■ Material shown ■

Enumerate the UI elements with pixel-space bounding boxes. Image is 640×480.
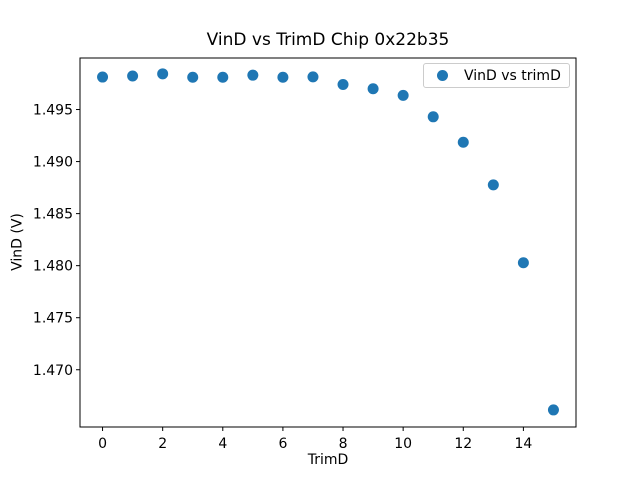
legend: VinD vs trimD <box>423 63 570 88</box>
legend-marker-icon <box>437 70 448 81</box>
data-point <box>307 71 319 83</box>
data-point <box>187 71 199 83</box>
y-tick-label: 1.495 <box>33 103 73 119</box>
data-point <box>517 257 529 269</box>
x-tick-label: 8 <box>339 436 348 452</box>
data-point <box>547 404 559 416</box>
legend-label: VinD vs trimD <box>464 67 561 84</box>
data-point <box>157 68 169 80</box>
data-point <box>367 83 379 95</box>
x-tick-label: 6 <box>278 436 287 452</box>
data-point <box>277 71 289 83</box>
y-axis-label: VinD (V) <box>9 213 26 271</box>
data-point <box>337 79 349 91</box>
data-point <box>247 69 259 81</box>
data-point <box>127 70 139 82</box>
y-tick-label: 1.485 <box>33 207 73 223</box>
x-tick-label: 14 <box>514 436 532 452</box>
x-tick-label: 4 <box>218 436 227 452</box>
data-point <box>217 71 229 83</box>
axes-frame <box>79 57 577 428</box>
chart-title: VinD vs TrimD Chip 0x22b35 <box>206 30 450 50</box>
y-tick-label: 1.470 <box>33 363 73 379</box>
x-tick-label: 10 <box>394 436 412 452</box>
y-tick-label: 1.480 <box>33 259 73 275</box>
x-tick-label: 12 <box>454 436 472 452</box>
y-tick-label: 1.490 <box>33 155 73 171</box>
y-tick-label: 1.475 <box>33 311 73 327</box>
data-point <box>457 136 469 148</box>
data-point <box>427 111 439 123</box>
x-tick-label: 0 <box>98 436 107 452</box>
x-axis-label: TrimD <box>307 452 349 468</box>
data-point <box>397 89 409 101</box>
x-tick-label: 2 <box>158 436 167 452</box>
data-point <box>487 179 499 191</box>
data-point <box>97 71 109 83</box>
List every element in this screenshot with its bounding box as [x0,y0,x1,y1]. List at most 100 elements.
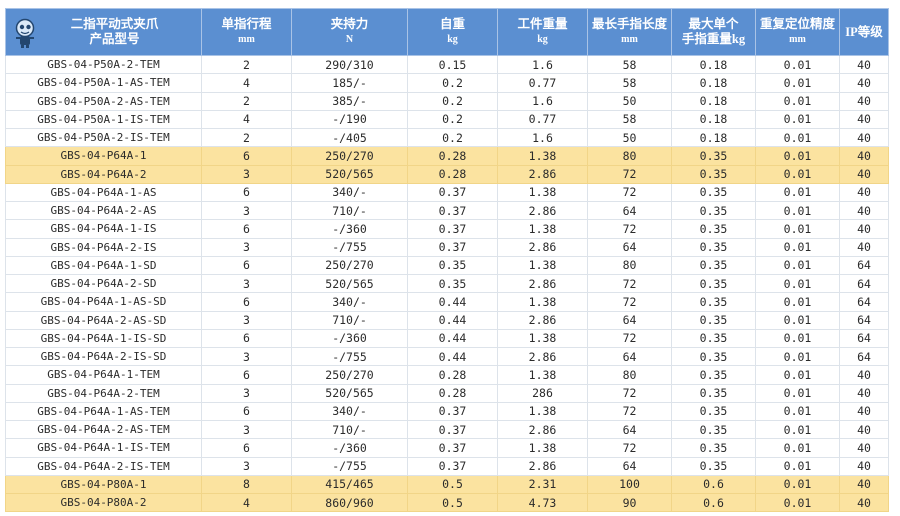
cell-force: 520/565 [291,164,408,184]
cell-repeat: 0.01 [755,182,840,203]
cell-force: 340/- [291,292,408,312]
cell-model: GBS-04-P64A-1-IS-SD [5,328,202,349]
header-row: 二指平动式夹爪 产品型号 单指行程 mm 夹持力 N 自重 kg 工件重量 [5,8,889,56]
cell-repeat: 0.01 [755,273,840,294]
table-row: GBS-04-P50A-1-AS-TEM 4 185/- 0.2 0.77 58 0.18 0… [5,73,889,93]
cell-stroke: 6 [201,292,292,312]
cell-finger-len: 72 [587,438,672,458]
cell-weight: 0.28 [407,365,498,385]
cell-workpiece: 1.6 [497,91,588,111]
cell-repeat: 0.01 [755,383,840,403]
cell-workpiece: 4.73 [497,492,588,513]
cell-ip: 40 [839,200,889,221]
cell-finger-len: 72 [587,292,672,312]
cell-model: GBS-04-P50A-1-AS-TEM [5,73,202,93]
cell-model: GBS-04-P64A-2-IS [5,237,202,257]
cell-finger-wt: 0.35 [671,200,756,221]
cell-ip: 40 [839,237,889,257]
cell-force: -/190 [291,109,408,130]
gripper-spec-table: 二指平动式夹爪 产品型号 单指行程 mm 夹持力 N 自重 kg 工件重量 [5,8,889,513]
cell-ip: 40 [839,438,889,458]
header-finger-length: 最长手指长度 mm [587,8,672,56]
cell-finger-wt: 0.35 [671,401,756,422]
cell-weight: 0.44 [407,346,498,367]
cell-weight: 0.44 [407,310,498,330]
table-row: GBS-04-P80A-1 8 415/465 0.5 2.31 100 0.6 0.01 40 [5,474,889,495]
cell-repeat: 0.01 [755,401,840,422]
cell-model: GBS-04-P64A-2-AS [5,200,202,221]
cell-repeat: 0.01 [755,109,840,130]
cell-weight: 0.35 [407,255,498,276]
cell-force: 185/- [291,73,408,93]
cell-weight: 0.37 [407,219,498,239]
header-ip-title: IP等级 [845,24,883,39]
cell-model: GBS-04-P64A-1-AS-TEM [5,401,202,422]
cell-finger-wt: 0.18 [671,73,756,93]
cell-stroke: 6 [201,401,292,422]
cell-repeat: 0.01 [755,474,840,495]
header-force-unit: N [345,34,354,45]
cell-model: GBS-04-P50A-2-TEM [5,54,202,75]
header-finger-weight: 最大单个 手指重量kg [671,8,756,56]
cell-force: 385/- [291,91,408,111]
cell-workpiece: 286 [497,383,588,403]
cell-finger-len: 80 [587,255,672,276]
cell-ip: 64 [839,292,889,312]
cell-finger-len: 50 [587,127,672,148]
cell-stroke: 3 [201,164,292,184]
cell-finger-len: 64 [587,310,672,330]
cell-stroke: 8 [201,474,292,495]
cell-repeat: 0.01 [755,200,840,221]
cell-model: GBS-04-P64A-1 [5,146,202,166]
cell-repeat: 0.01 [755,146,840,166]
cell-repeat: 0.01 [755,365,840,385]
cell-finger-wt: 0.35 [671,456,756,476]
cell-ip: 64 [839,328,889,349]
header-workpiece: 工件重量 kg [497,8,588,56]
table-row: GBS-04-P64A-2-SD 3 520/565 0.35 2.86 72 0.35 0.… [5,273,889,294]
cell-weight: 0.44 [407,292,498,312]
cell-force: -/360 [291,438,408,458]
cell-weight: 0.37 [407,200,498,221]
cell-weight: 0.15 [407,54,498,75]
table-row: GBS-04-P64A-2-AS-TEM 3 710/- 0.37 2.86 64 0.35… [5,419,889,440]
cell-stroke: 6 [201,438,292,458]
cell-workpiece: 2.86 [497,164,588,184]
cell-workpiece: 2.86 [497,456,588,476]
cell-model: GBS-04-P64A-2 [5,164,202,184]
cell-ip: 40 [839,146,889,166]
cell-finger-wt: 0.35 [671,346,756,367]
cell-workpiece: 1.38 [497,365,588,385]
cell-finger-wt: 0.35 [671,328,756,349]
header-model-line1: 二指平动式夹爪 [70,17,159,31]
cell-force: 710/- [291,310,408,330]
cell-workpiece: 2.86 [497,200,588,221]
cell-stroke: 2 [201,54,292,75]
cell-repeat: 0.01 [755,219,840,239]
cell-repeat: 0.01 [755,328,840,349]
cell-finger-len: 72 [587,219,672,239]
table-row: GBS-04-P50A-2-TEM 2 290/310 0.15 1.6 58 0.18 0.… [5,54,889,75]
cell-weight: 0.2 [407,73,498,93]
header-repeatability: 重复定位精度 mm [755,8,840,56]
cell-stroke: 6 [201,182,292,203]
header-stroke: 单指行程 mm [201,8,292,56]
table-row: GBS-04-P64A-2-IS-TEM 3 -/755 0.37 2.86 64 0.35… [5,456,889,476]
cell-force: -/755 [291,456,408,476]
cell-ip: 40 [839,401,889,422]
table-row: GBS-04-P64A-1 6 250/270 0.28 1.38 80 0.35 0.01 4… [5,146,889,166]
cell-stroke: 2 [201,127,292,148]
header-finger-weight-title: 最大单个 [688,17,739,31]
cell-finger-len: 100 [587,474,672,495]
cell-workpiece: 1.38 [497,146,588,166]
cell-finger-wt: 0.18 [671,54,756,75]
cell-workpiece: 2.86 [497,237,588,257]
cell-finger-wt: 0.35 [671,438,756,458]
cell-stroke: 3 [201,310,292,330]
cell-weight: 0.37 [407,237,498,257]
cell-ip: 40 [839,54,889,75]
cell-workpiece: 1.38 [497,438,588,458]
table-row: GBS-04-P64A-2-IS 3 -/755 0.37 2.86 64 0.35 0.01… [5,237,889,257]
cell-force: 710/- [291,419,408,440]
cell-repeat: 0.01 [755,255,840,276]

■ To be done ■
Reproduce every one of the rows above word for word, without the pictures.

■ Correct response ■
Enumerate the UI elements with pixel-space bounding boxes. Image is 640×480.
legend: VinD vs trimD <box>423 63 570 88</box>
legend-marker-icon <box>437 70 448 81</box>
data-point <box>307 71 319 83</box>
data-point <box>187 71 199 83</box>
y-tick-label: 1.495 <box>33 103 73 119</box>
data-point <box>517 257 529 269</box>
x-tick-label: 8 <box>339 436 348 452</box>
data-point <box>547 404 559 416</box>
legend-label: VinD vs trimD <box>464 67 561 84</box>
data-point <box>157 68 169 80</box>
data-point <box>367 83 379 95</box>
x-tick-label: 6 <box>278 436 287 452</box>
data-point <box>277 71 289 83</box>
y-axis-label: VinD (V) <box>9 213 26 271</box>
data-point <box>337 79 349 91</box>
data-point <box>247 69 259 81</box>
data-point <box>127 70 139 82</box>
y-tick-label: 1.485 <box>33 207 73 223</box>
x-tick-label: 14 <box>514 436 532 452</box>
x-tick-label: 4 <box>218 436 227 452</box>
data-point <box>217 71 229 83</box>
axes-frame <box>79 57 577 428</box>
chart-title: VinD vs TrimD Chip 0x22b35 <box>206 30 450 50</box>
y-tick-label: 1.470 <box>33 363 73 379</box>
x-tick-label: 10 <box>394 436 412 452</box>
y-tick-label: 1.480 <box>33 259 73 275</box>
x-tick-label: 12 <box>454 436 472 452</box>
y-tick-label: 1.490 <box>33 155 73 171</box>
y-tick-label: 1.475 <box>33 311 73 327</box>
data-point <box>457 136 469 148</box>
data-point <box>427 111 439 123</box>
x-tick-label: 0 <box>98 436 107 452</box>
x-axis-label: TrimD <box>307 452 349 468</box>
data-point <box>397 89 409 101</box>
x-tick-label: 2 <box>158 436 167 452</box>
data-point <box>487 179 499 191</box>
data-point <box>97 71 109 83</box>
List every element in this screenshot with its bounding box as [x0,y0,x1,y1]. List at most 100 elements.
cell-force: 520/565 [291,164,408,184]
cell-repeat: 0.01 [755,182,840,203]
cell-force: 340/- [291,292,408,312]
cell-model: GBS-04-P64A-1-IS-SD [5,328,202,349]
header-row: 二指平动式夹爪 产品型号 单指行程 mm 夹持力 N 自重 kg 工件重量 [5,8,889,56]
cell-repeat: 0.01 [755,273,840,294]
table-row: GBS-04-P50A-1-AS-TEM 4 185/- 0.2 0.77 58 0.18 0… [5,73,889,93]
cell-stroke: 6 [201,292,292,312]
cell-finger-len: 72 [587,438,672,458]
cell-weight: 0.28 [407,365,498,385]
cell-workpiece: 1.6 [497,91,588,111]
cell-repeat: 0.01 [755,383,840,403]
cell-workpiece: 4.73 [497,492,588,513]
cell-ip: 40 [839,200,889,221]
cell-finger-len: 72 [587,292,672,312]
cell-model: GBS-04-P50A-1-AS-TEM [5,73,202,93]
cell-model: GBS-04-P64A-2-IS [5,237,202,257]
cell-finger-wt: 0.35 [671,200,756,221]
cell-ip: 40 [839,237,889,257]
cell-force: -/190 [291,109,408,130]
gripper-spec-table: 二指平动式夹爪 产品型号 单指行程 mm 夹持力 N 自重 kg 工件重量 [5,8,889,513]
cell-ip: 40 [839,438,889,458]
header-finger-length: 最长手指长度 mm [587,8,672,56]
cell-finger-wt: 0.35 [671,401,756,422]
cell-weight: 0.44 [407,346,498,367]
cell-weight: 0.44 [407,310,498,330]
table-row: GBS-04-P80A-1 8 415/465 0.5 2.31 100 0.6 0.01 40 [5,474,889,495]
cell-repeat: 0.01 [755,401,840,422]
cell-model: GBS-04-P64A-2-AS [5,200,202,221]
cell-repeat: 0.01 [755,109,840,130]
cell-weight: 0.35 [407,255,498,276]
cell-force: 185/- [291,73,408,93]
cell-weight: 0.37 [407,219,498,239]
header-ip-title: IP等级 [845,24,883,39]
cell-model: GBS-04-P64A-1-AS-TEM [5,401,202,422]
cell-finger-wt: 0.18 [671,73,756,93]
cell-stroke: 6 [201,401,292,422]
cell-repeat: 0.01 [755,474,840,495]
header-force-unit: N [345,34,354,45]
cell-model: GBS-04-P50A-2-TEM [5,54,202,75]
header-finger-weight: 最大单个 手指重量kg [671,8,756,56]
cell-force: 385/- [291,91,408,111]
cell-workpiece: 286 [497,383,588,403]
cell-finger-len: 80 [587,255,672,276]
cell-ip: 64 [839,292,889,312]
cell-finger-len: 50 [587,127,672,148]
cell-stroke: 3 [201,164,292,184]
cell-finger-len: 64 [587,310,672,330]
cell-stroke: 8 [201,474,292,495]
cell-repeat: 0.01 [755,200,840,221]
cell-model: GBS-04-P64A-1 [5,146,202,166]
cell-repeat: 0.01 [755,146,840,166]
cell-repeat: 0.01 [755,365,840,385]
cell-finger-wt: 0.35 [671,456,756,476]
cell-ip: 64 [839,328,889,349]
header-workpiece: 工件重量 kg [497,8,588,56]
table-row: GBS-04-P64A-2-SD 3 520/565 0.35 2.86 72 0.35 0.… [5,273,889,294]
cell-weight: 0.44 [407,292,498,312]
cell-force: -/360 [291,438,408,458]
cell-weight: 0.37 [407,200,498,221]
cell-weight: 0.15 [407,54,498,75]
table-row: GBS-04-P64A-2-AS-TEM 3 710/- 0.37 2.86 64 0.35… [5,419,889,440]
cell-stroke: 6 [201,438,292,458]
cell-workpiece: 2.86 [497,164,588,184]
cell-workpiece: 2.86 [497,456,588,476]
cell-model: GBS-04-P64A-2 [5,164,202,184]
cell-ip: 40 [839,146,889,166]
cell-finger-wt: 0.35 [671,346,756,367]
cell-workpiece: 1.38 [497,365,588,385]
cell-finger-wt: 0.35 [671,328,756,349]
header-model-line1: 二指平动式夹爪 [70,17,159,31]
cell-force: 710/- [291,310,408,330]
cell-workpiece: 2.86 [497,200,588,221]
cell-stroke: 2 [201,54,292,75]
cell-repeat: 0.01 [755,219,840,239]
cell-repeat: 0.01 [755,328,840,349]
cell-finger-len: 72 [587,219,672,239]
table-row: GBS-04-P50A-2-TEM 2 290/310 0.15 1.6 58 0.18 0.… [5,54,889,75]
cell-weight: 0.2 [407,73,498,93]
header-repeatability: 重复定位精度 mm [755,8,840,56]
cell-stroke: 6 [201,182,292,203]
header-stroke: 单指行程 mm [201,8,292,56]
table-row: GBS-04-P64A-2-IS-TEM 3 -/755 0.37 2.86 64 0.35… [5,456,889,476]
cell-force: -/755 [291,456,408,476]
cell-ip: 40 [839,401,889,422]
table-row: GBS-04-P64A-1 6 250/270 0.28 1.38 80 0.35 0.01 4… [5,146,889,166]
cell-stroke: 2 [201,127,292,148]
header-finger-weight-title: 最大单个 [688,17,739,31]
cell-finger-len: 100 [587,474,672,495]
cell-workpiece: 1.38 [497,146,588,166]
cell-finger-wt: 0.18 [671,54,756,75]
cell-workpiece: 2.86 [497,237,588,257]
cell-finger-wt: 0.35 [671,438,756,458]
cell-stroke: 3 [201,310,292,330]
cell-weight: 0.37 [407,237,498,257]
cell-ip: 40 [839,54,889,75]
cell-workpiece: 1.38 [497,438,588,458]
table-row: GBS-04-P64A-2-IS 3 -/755 0.37 2.86 64 0.35 0.01… [5,237,889,257]
cell-force: 710/- [291,419,408,440]
cell-repeat: 0.01 [755,255,840,276]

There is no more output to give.